EXERCISE INSTRUCTIONS: Reproduce the records below exactly as they appear, omitting any pictures they contain.

DATA IN THIS EXERCISE:
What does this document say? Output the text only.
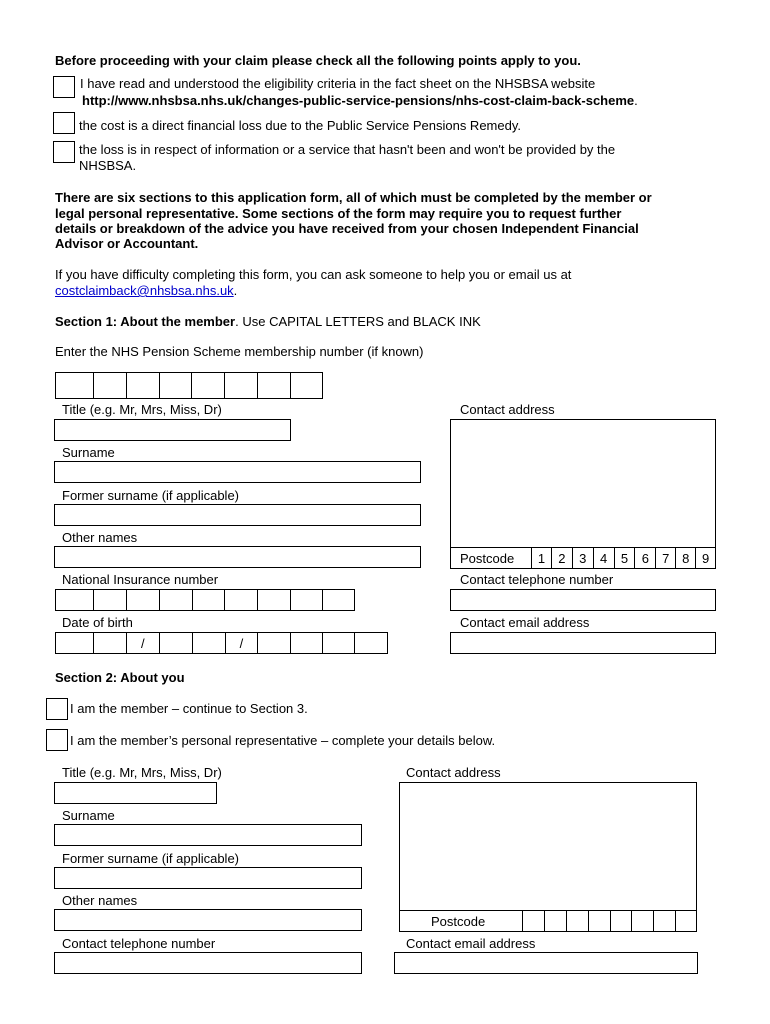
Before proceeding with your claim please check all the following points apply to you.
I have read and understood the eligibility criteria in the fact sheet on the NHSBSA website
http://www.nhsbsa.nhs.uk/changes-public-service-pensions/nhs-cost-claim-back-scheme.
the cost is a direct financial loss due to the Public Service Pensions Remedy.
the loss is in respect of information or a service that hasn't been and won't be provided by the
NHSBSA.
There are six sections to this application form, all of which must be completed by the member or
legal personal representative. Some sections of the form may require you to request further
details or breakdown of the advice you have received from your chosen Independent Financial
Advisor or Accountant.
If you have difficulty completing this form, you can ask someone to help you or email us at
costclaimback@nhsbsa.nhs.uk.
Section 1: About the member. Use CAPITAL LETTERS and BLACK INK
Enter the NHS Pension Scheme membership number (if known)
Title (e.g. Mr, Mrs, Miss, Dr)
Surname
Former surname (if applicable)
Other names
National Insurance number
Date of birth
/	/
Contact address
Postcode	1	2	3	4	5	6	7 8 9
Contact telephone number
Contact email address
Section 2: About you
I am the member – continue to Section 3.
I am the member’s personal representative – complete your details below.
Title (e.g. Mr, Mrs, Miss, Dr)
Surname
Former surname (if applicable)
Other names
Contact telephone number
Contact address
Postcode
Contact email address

RESPONSE TO THE EXERCISE:
What does this document say? Output the text only.
Before proceeding with your claim please check all the following points apply to you.
I have read and understood the eligibility criteria in the fact sheet on the NHSBSA website
http://www.nhsbsa.nhs.uk/changes-public-service-pensions/nhs-cost-claim-back-scheme.
the cost is a direct financial loss due to the Public Service Pensions Remedy.
the loss is in respect of information or a service that hasn't been and won't be provided by the
NHSBSA.
There are six sections to this application form, all of which must be completed by the member or
legal personal representative. Some sections of the form may require you to request further
details or breakdown of the advice you have received from your chosen Independent Financial
Advisor or Accountant.
If you have difficulty completing this form, you can ask someone to help you or email us at
costclaimback@nhsbsa.nhs.uk.
Section 1: About the member. Use CAPITAL LETTERS and BLACK INK
Enter the NHS Pension Scheme membership number (if known)
Title (e.g. Mr, Mrs, Miss, Dr)
Surname
Former surname (if applicable)
Other names
National Insurance number
Date of birth
/	/
Contact address
Postcode	1	2	3	4	5	6	7 8 9
Contact telephone number
Contact email address
Section 2: About you
I am the member – continue to Section 3.
I am the member’s personal representative – complete your details below.
Title (e.g. Mr, Mrs, Miss, Dr)
Surname
Former surname (if applicable)
Other names
Contact telephone number
Contact address
Postcode
Contact email address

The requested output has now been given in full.